Records for this exercise:
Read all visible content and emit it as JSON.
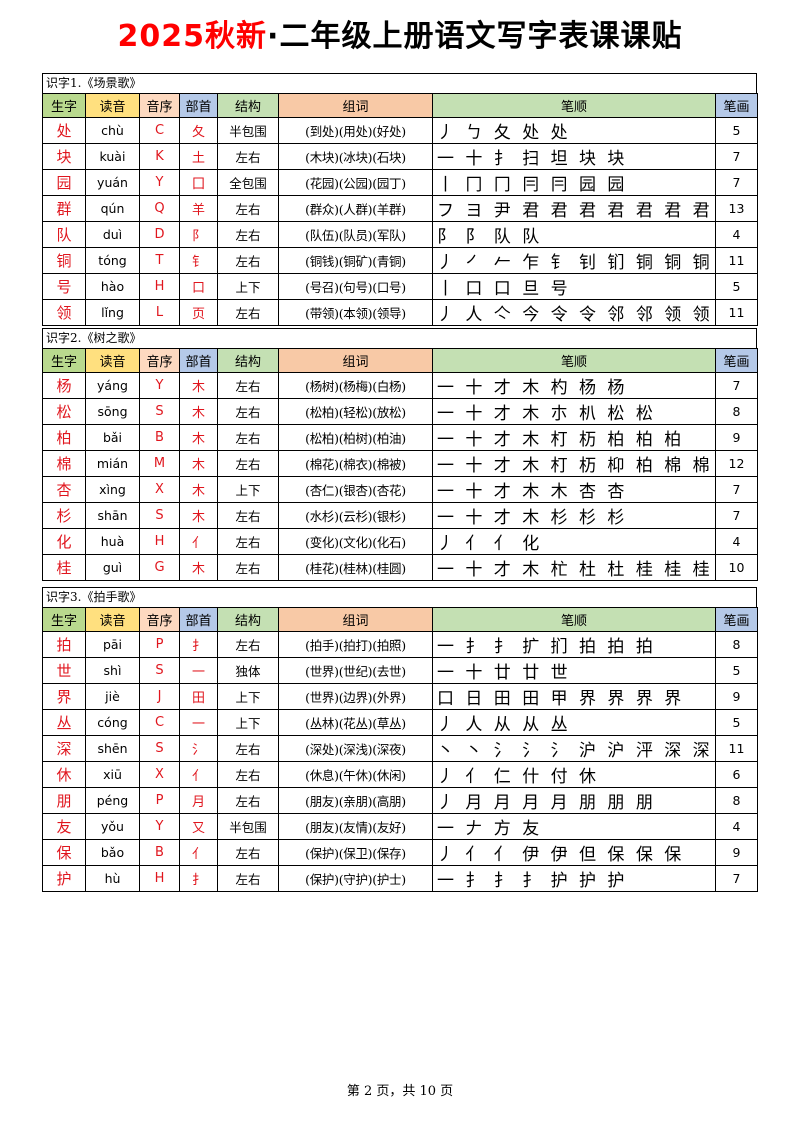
{
  "title": {
    "red": "2025秋新",
    "black": "·二年级上册语文写字表课课贴"
  },
  "headers": {
    "char": "生字",
    "pinyin": "读音",
    "order": "音序",
    "radical": "部首",
    "structure": "结构",
    "words": "组词",
    "strokes": "笔顺",
    "count": "笔画"
  },
  "sections": [
    {
      "title": "识字1.《场景歌》",
      "rows": [
        {
          "char": "处",
          "pinyin": "chù",
          "order": "C",
          "radical": "夂",
          "structure": "半包围",
          "words": "(到处)(用处)(好处)",
          "strokes": "丿 ㄅ 夂 处 处",
          "count": "5"
        },
        {
          "char": "块",
          "pinyin": "kuài",
          "order": "K",
          "radical": "土",
          "structure": "左右",
          "words": "(木块)(冰块)(石块)",
          "strokes": "一 十 扌 扫 坦 块 块",
          "count": "7"
        },
        {
          "char": "园",
          "pinyin": "yuán",
          "order": "Y",
          "radical": "囗",
          "structure": "全包围",
          "words": "(花园)(公园)(园丁)",
          "strokes": "丨 冂 冂 冃 冃 园 园",
          "count": "7"
        },
        {
          "char": "群",
          "pinyin": "qún",
          "order": "Q",
          "radical": "羊",
          "structure": "左右",
          "words": "(群众)(人群)(羊群)",
          "strokes": "フ ヨ 尹 君 君 君 君 君 君 君 君 君 群",
          "count": "13"
        },
        {
          "char": "队",
          "pinyin": "duì",
          "order": "D",
          "radical": "阝",
          "structure": "左右",
          "words": "(队伍)(队员)(军队)",
          "strokes": "阝 阝 队 队",
          "count": "4"
        },
        {
          "char": "铜",
          "pinyin": "tóng",
          "order": "T",
          "radical": "钅",
          "structure": "左右",
          "words": "(铜钱)(铜矿)(青铜)",
          "strokes": "丿 ㇒ 𠂉 乍 钅 钊 钔 铜 铜 铜 铜",
          "count": "11"
        },
        {
          "char": "号",
          "pinyin": "hào",
          "order": "H",
          "radical": "口",
          "structure": "上下",
          "words": "(号召)(句号)(口号)",
          "strokes": "丨 口 口 旦 号",
          "count": "5"
        },
        {
          "char": "领",
          "pinyin": "lǐng",
          "order": "L",
          "radical": "页",
          "structure": "左右",
          "words": "(带领)(本领)(领导)",
          "strokes": "丿 人 亽 今 令 令 邻 邻 领 领 领",
          "count": "11"
        }
      ]
    },
    {
      "title": "识字2.《树之歌》",
      "rows": [
        {
          "char": "杨",
          "pinyin": "yáng",
          "order": "Y",
          "radical": "木",
          "structure": "左右",
          "words": "(杨树)(杨梅)(白杨)",
          "strokes": "一 十 才 木 杓 杨 杨",
          "count": "7"
        },
        {
          "char": "松",
          "pinyin": "sōng",
          "order": "S",
          "radical": "木",
          "structure": "左右",
          "words": "(松柏)(轻松)(放松)",
          "strokes": "一 十 才 木 朩 朳 松 松",
          "count": "8"
        },
        {
          "char": "柏",
          "pinyin": "bǎi",
          "order": "B",
          "radical": "木",
          "structure": "左右",
          "words": "(松柏)(柏树)(柏油)",
          "strokes": "一 十 才 木 朾 杤 柏 柏 柏",
          "count": "9"
        },
        {
          "char": "棉",
          "pinyin": "mián",
          "order": "M",
          "radical": "木",
          "structure": "左右",
          "words": "(棉花)(棉衣)(棉被)",
          "strokes": "一 十 才 木 朾 杤 枊 柏 棉 棉 棉 棉",
          "count": "12"
        },
        {
          "char": "杏",
          "pinyin": "xìng",
          "order": "X",
          "radical": "木",
          "structure": "上下",
          "words": "(杏仁)(银杏)(杏花)",
          "strokes": "一 十 才 木 木 杏 杏",
          "count": "7"
        },
        {
          "char": "杉",
          "pinyin": "shān",
          "order": "S",
          "radical": "木",
          "structure": "左右",
          "words": "(水杉)(云杉)(银杉)",
          "strokes": "一 十 才 木 杉 杉 杉",
          "count": "7"
        },
        {
          "char": "化",
          "pinyin": "huà",
          "order": "H",
          "radical": "亻",
          "structure": "左右",
          "words": "(变化)(文化)(化石)",
          "strokes": "丿 亻 亻 化",
          "count": "4"
        },
        {
          "char": "桂",
          "pinyin": "guì",
          "order": "G",
          "radical": "木",
          "structure": "左右",
          "words": "(桂花)(桂林)(桂圆)",
          "strokes": "一 十 才 木 杧 杜 杜 桂 桂 桂",
          "count": "10"
        }
      ]
    },
    {
      "title": "识字3.《拍手歌》",
      "rows": [
        {
          "char": "拍",
          "pinyin": "pāi",
          "order": "P",
          "radical": "扌",
          "structure": "左右",
          "words": "(拍手)(拍打)(拍照)",
          "strokes": "一 扌 扌 扩 扪 拍 拍 拍",
          "count": "8"
        },
        {
          "char": "世",
          "pinyin": "shì",
          "order": "S",
          "radical": "一",
          "structure": "独体",
          "words": "(世界)(世纪)(去世)",
          "strokes": "一 十 廿 廿 世",
          "count": "5"
        },
        {
          "char": "界",
          "pinyin": "jiè",
          "order": "J",
          "radical": "田",
          "structure": "上下",
          "words": "(世界)(边界)(外界)",
          "strokes": "口 日 田 田 甲 界 界 界 界",
          "count": "9"
        },
        {
          "char": "丛",
          "pinyin": "cóng",
          "order": "C",
          "radical": "一",
          "structure": "上下",
          "words": "(丛林)(花丛)(草丛)",
          "strokes": "丿 人 从 从 丛",
          "count": "5"
        },
        {
          "char": "深",
          "pinyin": "shēn",
          "order": "S",
          "radical": "氵",
          "structure": "左右",
          "words": "(深处)(深浅)(深夜)",
          "strokes": "丶 丶 氵 氵 氵 沪 沪 泙 深 深 深",
          "count": "11"
        },
        {
          "char": "休",
          "pinyin": "xiū",
          "order": "X",
          "radical": "亻",
          "structure": "左右",
          "words": "(休息)(午休)(休闲)",
          "strokes": "丿 亻 仁 什 付 休",
          "count": "6"
        },
        {
          "char": "朋",
          "pinyin": "péng",
          "order": "P",
          "radical": "月",
          "structure": "左右",
          "words": "(朋友)(亲朋)(高朋)",
          "strokes": "丿 月 月 月 月 朋 朋 朋",
          "count": "8"
        },
        {
          "char": "友",
          "pinyin": "yǒu",
          "order": "Y",
          "radical": "又",
          "structure": "半包围",
          "words": "(朋友)(友情)(友好)",
          "strokes": "一 𠂇 方 友",
          "count": "4"
        },
        {
          "char": "保",
          "pinyin": "bǎo",
          "order": "B",
          "radical": "亻",
          "structure": "左右",
          "words": "(保护)(保卫)(保存)",
          "strokes": "丿 亻 亻 伊 伊 但 保 保 保",
          "count": "9"
        },
        {
          "char": "护",
          "pinyin": "hù",
          "order": "H",
          "radical": "扌",
          "structure": "左右",
          "words": "(保护)(守护)(护士)",
          "strokes": "一 扌 扌 扌 护 护 护",
          "count": "7"
        }
      ]
    }
  ],
  "page_number": "第 2 页，共 10 页"
}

What you should do:
Read the lines above. Gather those in which the string "title" is found.

Task response:
  "title": {
      "title": "识字1.《场景歌》",
      "title": "识字2.《树之歌》",
      "title": "识字3.《拍手歌》",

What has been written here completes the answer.